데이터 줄
──────────────────────────────
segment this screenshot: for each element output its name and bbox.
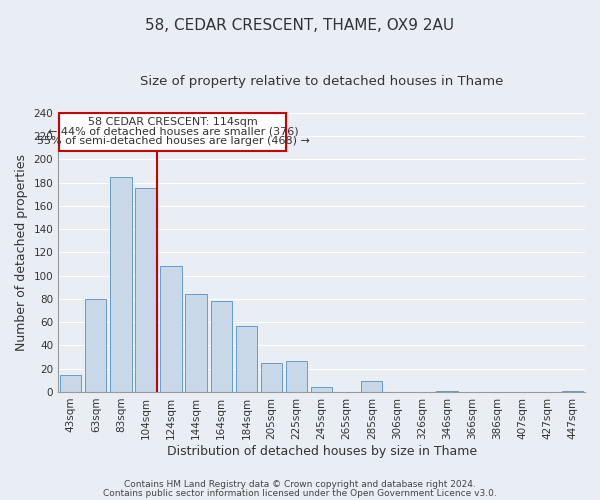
Bar	[85, 299, 106, 392]
Bar	[236, 326, 257, 392]
Bar	[436, 391, 458, 392]
Text: 58 CEDAR CRESCENT: 114sqm: 58 CEDAR CRESCENT: 114sqm	[88, 118, 258, 128]
Bar	[562, 391, 583, 392]
Bar	[361, 382, 382, 392]
Text: ← 44% of detached houses are smaller (376): ← 44% of detached houses are smaller (37…	[47, 126, 298, 136]
Y-axis label: Number of detached properties: Number of detached properties	[15, 154, 28, 351]
Title: Size of property relative to detached houses in Thame: Size of property relative to detached ho…	[140, 75, 503, 88]
Bar	[185, 294, 207, 392]
Bar	[136, 188, 157, 392]
Bar	[286, 360, 307, 392]
Bar	[60, 374, 82, 392]
Text: Contains public sector information licensed under the Open Government Licence v3: Contains public sector information licen…	[103, 488, 497, 498]
X-axis label: Distribution of detached houses by size in Thame: Distribution of detached houses by size …	[167, 444, 476, 458]
Bar	[110, 177, 131, 392]
Bar	[261, 363, 282, 392]
Bar	[160, 266, 182, 392]
Text: 55% of semi-detached houses are larger (468) →: 55% of semi-detached houses are larger (…	[37, 136, 310, 146]
Bar	[311, 388, 332, 392]
Text: 58, CEDAR CRESCENT, THAME, OX9 2AU: 58, CEDAR CRESCENT, THAME, OX9 2AU	[145, 18, 455, 32]
Text: Contains HM Land Registry data © Crown copyright and database right 2024.: Contains HM Land Registry data © Crown c…	[124, 480, 476, 489]
FancyBboxPatch shape	[59, 113, 286, 151]
Bar	[211, 301, 232, 392]
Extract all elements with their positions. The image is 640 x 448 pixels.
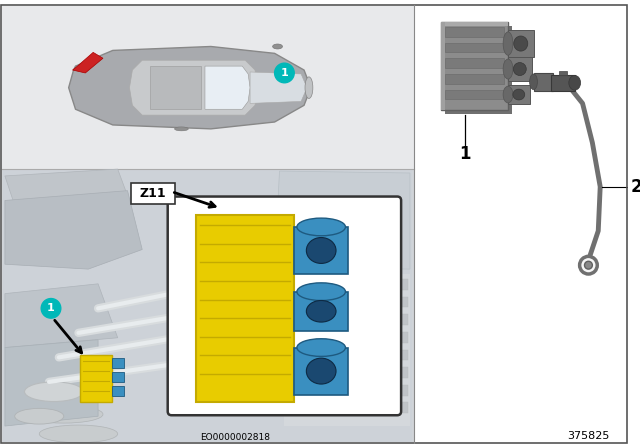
Bar	[286, 367, 408, 378]
Bar	[196, 215, 294, 401]
Ellipse shape	[273, 44, 282, 49]
Bar	[442, 22, 508, 26]
Bar	[2, 6, 414, 169]
FancyBboxPatch shape	[168, 197, 401, 415]
Bar	[286, 385, 408, 396]
Ellipse shape	[529, 74, 538, 90]
Bar	[81, 355, 112, 402]
Bar	[442, 22, 445, 110]
Ellipse shape	[514, 36, 528, 51]
Ellipse shape	[305, 77, 313, 99]
Text: 2: 2	[630, 178, 640, 196]
Ellipse shape	[297, 339, 346, 357]
Text: 1: 1	[280, 68, 288, 78]
Ellipse shape	[307, 358, 336, 384]
Ellipse shape	[503, 59, 513, 79]
Polygon shape	[5, 169, 127, 205]
Ellipse shape	[513, 63, 526, 76]
Ellipse shape	[307, 301, 336, 322]
Ellipse shape	[175, 127, 188, 131]
Text: 1: 1	[47, 303, 55, 313]
Circle shape	[275, 63, 294, 83]
Polygon shape	[5, 284, 118, 348]
Bar	[2, 169, 414, 442]
Circle shape	[584, 261, 593, 269]
Bar	[112, 372, 124, 382]
Bar	[3, 170, 412, 442]
Polygon shape	[205, 66, 250, 109]
Ellipse shape	[24, 382, 83, 401]
Bar	[294, 227, 348, 274]
Bar	[284, 274, 410, 426]
Polygon shape	[68, 47, 311, 129]
Bar	[286, 402, 408, 414]
Circle shape	[41, 298, 61, 318]
Bar	[286, 314, 408, 325]
Bar	[286, 332, 408, 343]
Bar	[445, 74, 504, 84]
Polygon shape	[250, 72, 307, 103]
Bar	[112, 358, 124, 368]
Bar	[508, 57, 532, 81]
Polygon shape	[150, 66, 201, 109]
Bar	[551, 75, 575, 90]
Text: 1: 1	[459, 145, 470, 164]
Polygon shape	[5, 191, 142, 269]
Text: 375825: 375825	[567, 431, 610, 441]
Circle shape	[580, 256, 597, 274]
Bar	[559, 71, 567, 75]
Ellipse shape	[503, 32, 513, 55]
Bar	[294, 292, 348, 331]
Bar	[445, 90, 504, 99]
Ellipse shape	[15, 409, 64, 424]
Polygon shape	[129, 60, 258, 115]
Bar	[508, 30, 534, 57]
FancyBboxPatch shape	[131, 183, 175, 204]
Bar	[445, 43, 504, 52]
Bar	[442, 22, 508, 110]
Text: EO0000002818: EO0000002818	[200, 433, 270, 442]
Polygon shape	[5, 340, 98, 426]
Ellipse shape	[297, 283, 346, 301]
Ellipse shape	[307, 237, 336, 263]
Bar	[294, 348, 348, 395]
Bar	[534, 73, 553, 90]
Ellipse shape	[24, 405, 103, 423]
Polygon shape	[72, 52, 103, 73]
Ellipse shape	[569, 75, 580, 90]
Bar	[286, 349, 408, 360]
Ellipse shape	[513, 89, 525, 100]
Ellipse shape	[297, 218, 346, 236]
Polygon shape	[275, 171, 410, 269]
Bar	[286, 279, 408, 290]
Bar	[112, 386, 124, 396]
Ellipse shape	[39, 425, 118, 443]
Bar	[508, 85, 529, 104]
Bar	[445, 26, 512, 114]
Bar	[445, 27, 504, 37]
Bar	[445, 58, 504, 68]
Ellipse shape	[29, 445, 108, 448]
Ellipse shape	[503, 86, 513, 103]
Bar	[286, 297, 408, 307]
Text: Z11: Z11	[140, 187, 166, 200]
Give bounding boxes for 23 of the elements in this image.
──────────────────────────────
> 연습 과제
위 항목을 빈 줄은 빼고 모두 번호 목록으로 옮겨 적으세요. 그림은 답에 넣지 마세요.

> 전체 풀이
1. segment this screenshot: for each element output its name and bbox.
2. Bar	[85, 299, 106, 392]
3. Bar	[236, 326, 257, 392]
4. Bar	[436, 391, 458, 392]
5. Text: 58 CEDAR CRESCENT: 114sqm: 58 CEDAR CRESCENT: 114sqm	[88, 118, 258, 128]
6. Bar	[562, 391, 583, 392]
7. Bar	[361, 382, 382, 392]
8. Text: ← 44% of detached houses are smaller (376): ← 44% of detached houses are smaller (37…	[47, 126, 298, 136]
9. Y-axis label: Number of detached properties: Number of detached properties	[15, 154, 28, 351]
10. Title: Size of property relative to detached houses in Thame: Size of property relative to detached ho…	[140, 75, 503, 88]
11. Bar	[185, 294, 207, 392]
12. Bar	[136, 188, 157, 392]
13. Bar	[286, 360, 307, 392]
14. Bar	[60, 374, 82, 392]
15. Text: Contains public sector information licensed under the Open Government Licence v3: Contains public sector information licen…	[103, 488, 497, 498]
16. X-axis label: Distribution of detached houses by size in Thame: Distribution of detached houses by size …	[167, 444, 476, 458]
17. Bar	[110, 177, 131, 392]
18. Bar	[261, 363, 282, 392]
19. Bar	[160, 266, 182, 392]
20. Text: 55% of semi-detached houses are larger (468) →: 55% of semi-detached houses are larger (…	[37, 136, 310, 146]
21. Bar	[311, 388, 332, 392]
22. Text: 58, CEDAR CRESCENT, THAME, OX9 2AU: 58, CEDAR CRESCENT, THAME, OX9 2AU	[145, 18, 455, 32]
23. Text: Contains HM Land Registry data © Crown copyright and database right 2024.: Contains HM Land Registry data © Crown c…	[124, 480, 476, 489]
24. FancyBboxPatch shape	[59, 113, 286, 151]
25. Bar	[211, 301, 232, 392]
26. Extract all elements with their positions. The image is 640 x 448 pixels.
27. Bar	[286, 367, 408, 378]
28. Bar	[196, 215, 294, 401]
29. Ellipse shape	[273, 44, 282, 49]
30. Bar	[442, 22, 508, 26]
31. Bar	[2, 6, 414, 169]
32. FancyBboxPatch shape	[168, 197, 401, 415]
33. Bar	[286, 385, 408, 396]
34. Ellipse shape	[529, 74, 538, 90]
35. Bar	[81, 355, 112, 402]
36. Bar	[442, 22, 445, 110]
37. Ellipse shape	[514, 36, 528, 51]
38. Ellipse shape	[305, 77, 313, 99]
39. Text: 2: 2	[630, 178, 640, 196]
40. Ellipse shape	[297, 339, 346, 357]
41. Text: 1: 1	[280, 68, 288, 78]
42. Ellipse shape	[307, 358, 336, 384]
43. Ellipse shape	[503, 59, 513, 79]
44. Polygon shape	[5, 169, 127, 205]
45. Ellipse shape	[513, 63, 526, 76]
46. Ellipse shape	[307, 301, 336, 322]
47. Ellipse shape	[175, 127, 188, 131]
48. Text: 1: 1	[47, 303, 55, 313]
49. Circle shape	[275, 63, 294, 83]
50. Polygon shape	[5, 284, 118, 348]
51. Bar	[2, 169, 414, 442]
52. Circle shape	[584, 261, 593, 269]
53. Bar	[112, 372, 124, 382]
54. Bar	[3, 170, 412, 442]
55. Polygon shape	[205, 66, 250, 109]
56. Ellipse shape	[24, 382, 83, 401]
57. Bar	[294, 227, 348, 274]
58. Bar	[284, 274, 410, 426]
59. Polygon shape	[68, 47, 311, 129]
60. Bar	[286, 402, 408, 414]
61. Circle shape	[41, 298, 61, 318]
62. Bar	[286, 314, 408, 325]
63. Bar	[286, 332, 408, 343]
64. Bar	[445, 74, 504, 84]
65. Polygon shape	[250, 72, 307, 103]
66. Bar	[112, 358, 124, 368]
67. Bar	[508, 57, 532, 81]
68. Polygon shape	[150, 66, 201, 109]
69. Bar	[551, 75, 575, 90]
70. Text: 1: 1	[459, 145, 470, 164]
71. Polygon shape	[5, 191, 142, 269]
72. Text: 375825: 375825	[567, 431, 610, 441]
73. Circle shape	[580, 256, 597, 274]
74. Bar	[559, 71, 567, 75]
75. Ellipse shape	[503, 32, 513, 55]
76. Bar	[294, 292, 348, 331]
77. Bar	[445, 90, 504, 99]
78. Ellipse shape	[15, 409, 64, 424]
79. Polygon shape	[129, 60, 258, 115]
80. Bar	[508, 30, 534, 57]
81. FancyBboxPatch shape	[131, 183, 175, 204]
82. Bar	[445, 43, 504, 52]
83. Bar	[442, 22, 508, 110]
84. Text: EO0000002818: EO0000002818	[200, 433, 270, 442]
85. Polygon shape	[5, 340, 98, 426]
86. Ellipse shape	[297, 283, 346, 301]
87. Ellipse shape	[307, 237, 336, 263]
88. Bar	[294, 348, 348, 395]
89. Bar	[534, 73, 553, 90]
90. Ellipse shape	[24, 405, 103, 423]
91. Polygon shape	[72, 52, 103, 73]
92. Ellipse shape	[569, 75, 580, 90]
93. Bar	[286, 349, 408, 360]
94. Ellipse shape	[513, 89, 525, 100]
95. Ellipse shape	[297, 218, 346, 236]
96. Polygon shape	[275, 171, 410, 269]
97. Bar	[286, 279, 408, 290]
98. Bar	[112, 386, 124, 396]
99. Ellipse shape	[39, 425, 118, 443]
100. Bar	[508, 85, 529, 104]
101. Bar	[445, 26, 512, 114]
102. Bar	[445, 27, 504, 37]
103. Bar	[445, 58, 504, 68]
104. Ellipse shape	[29, 445, 108, 448]
105. Ellipse shape	[503, 86, 513, 103]
106. Bar	[286, 297, 408, 307]
107. Text: Z11: Z11	[140, 187, 166, 200]
108. Give bounding boxes for 23 of the elements in this image.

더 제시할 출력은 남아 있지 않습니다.